EXERCISE DIRECTIONS →
For the data below, report only the number of lines containing the string "energia".

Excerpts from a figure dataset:
□ □ □ □ □

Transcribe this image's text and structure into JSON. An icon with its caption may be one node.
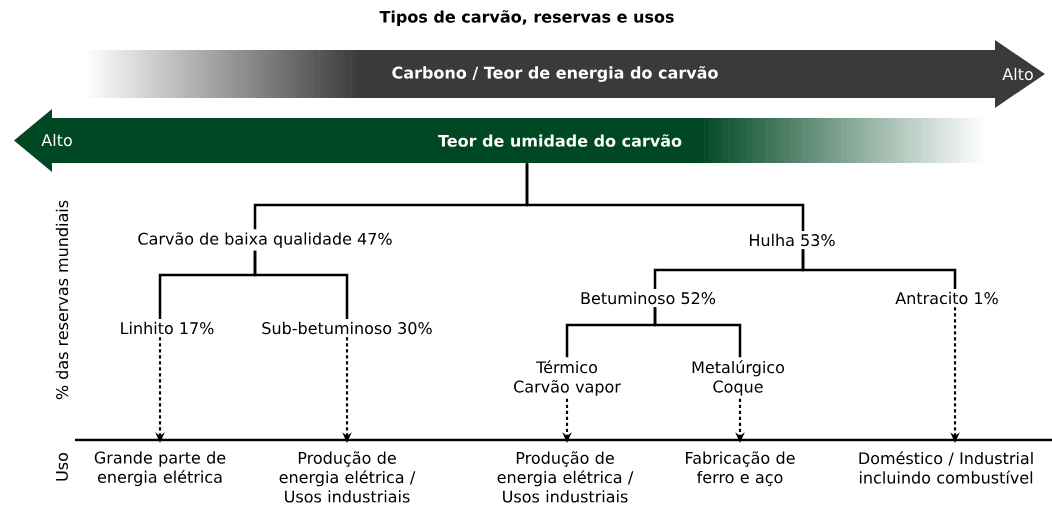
{
  "diagram": {
    "title": "Tipos de carvão, reservas e usos",
    "nodes": [
      {
        "text": [
          "Carbono / Teor de energia do carvão",
          "Alto"
        ]
      },
      {
        "text": [
          "Alto",
          "Teor de umidade do carvão"
        ]
      },
      {
        "text": [
          "Carvão de baixa qualidade 47%"
        ]
      },
      {
        "text": [
          "Hulha 53%"
        ]
      },
      {
        "text": [
          "Betuminoso 52%"
        ]
      },
      {
        "text": [
          "Antracito 1%"
        ]
      },
      {
        "text": [
          "Linhito 17%"
        ]
      },
      {
        "text": [
          "Sub-betuminoso 30%"
        ]
      },
      {
        "text": [
          "Térmico Carvão vapor"
        ]
      },
      {
        "text": [
          "Metalúrgico Coque"
        ]
      },
      {
        "text": [
          "Grande parte de energia elétrica"
        ]
      },
      {
        "text": [
          "Produção de energia elétrica / Usos industriais"
        ]
      },
      {
        "text": [
          "Produção de energia elétrica / Usos industriais"
        ]
      },
      {
        "text": [
          "Fabricação de ferro e aço"
        ]
      },
      {
        "text": [
          "Doméstico / Industrial incluindo combustível"
        ]
      }
    ],
    "edges": [
      {
        "from": 1,
        "to": 2,
        "arrow": "none"
      },
      {
        "from": 1,
        "to": 3,
        "arrow": "none"
      },
      {
        "from": 2,
        "to": 6,
        "arrow": "none"
      },
      {
        "from": 2,
        "to": 7,
        "arrow": "none"
      },
      {
        "from": 3,
        "to": 4,
        "arrow": "none"
      },
      {
        "from": 3,
        "to": 5,
        "arrow": "none"
      },
      {
        "from": 4,
        "to": 8,
        "arrow": "none"
      },
      {
        "from": 4,
        "to": 9,
        "arrow": "none"
      },
      {
        "from": 6,
        "to": 10,
        "arrow": "to",
        "style": "dashed"
      },
      {
        "from": 7,
        "to": 11,
        "arrow": "to",
        "style": "dashed"
      },
      {
        "from": 8,
        "to": 12,
        "arrow": "to",
        "style": "dashed"
      },
      {
        "from": 9,
        "to": 13,
        "arrow": "to",
        "style": "dashed"
      },
      {
        "from": 5,
        "to": 14,
        "arrow": "to",
        "style": "dashed"
      }
    ],
    "labels": [
      "% das reservas mundiais",
      "Uso"
    ]
  }
}
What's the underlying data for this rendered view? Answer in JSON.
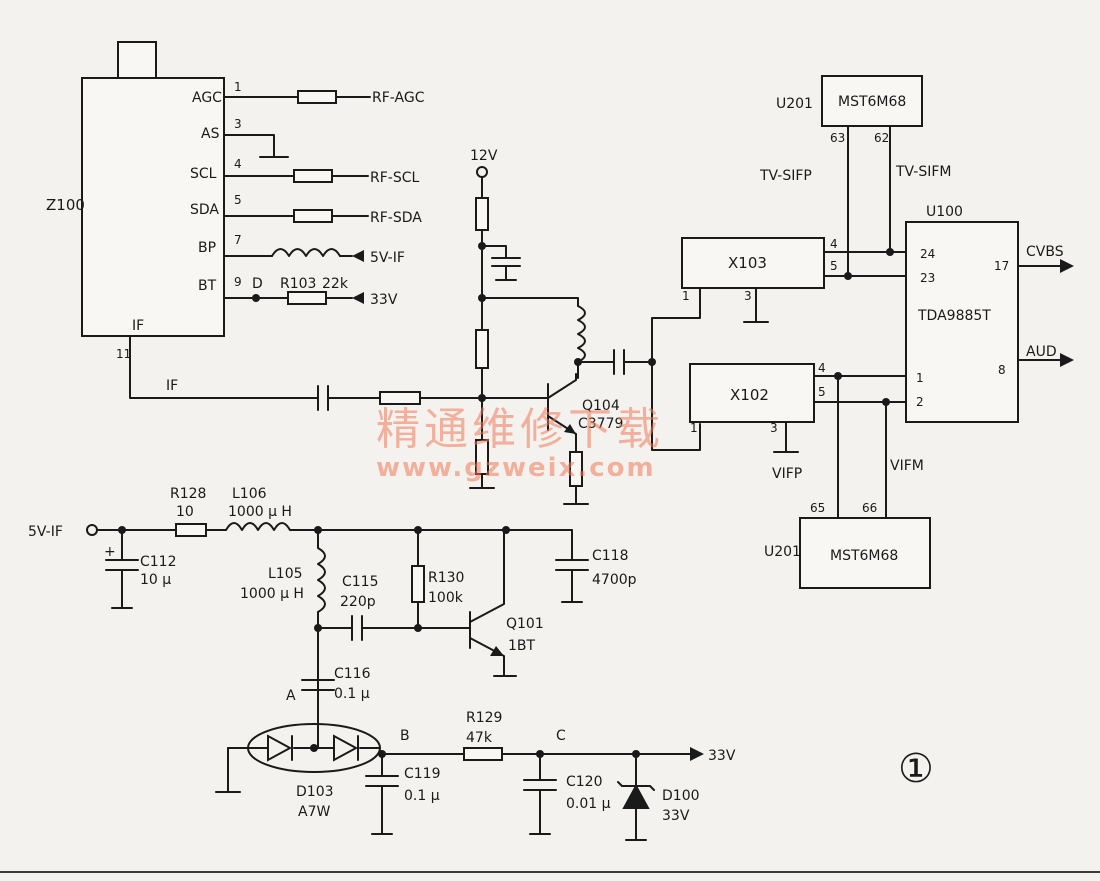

□ □ □ □ □

RESULT →
4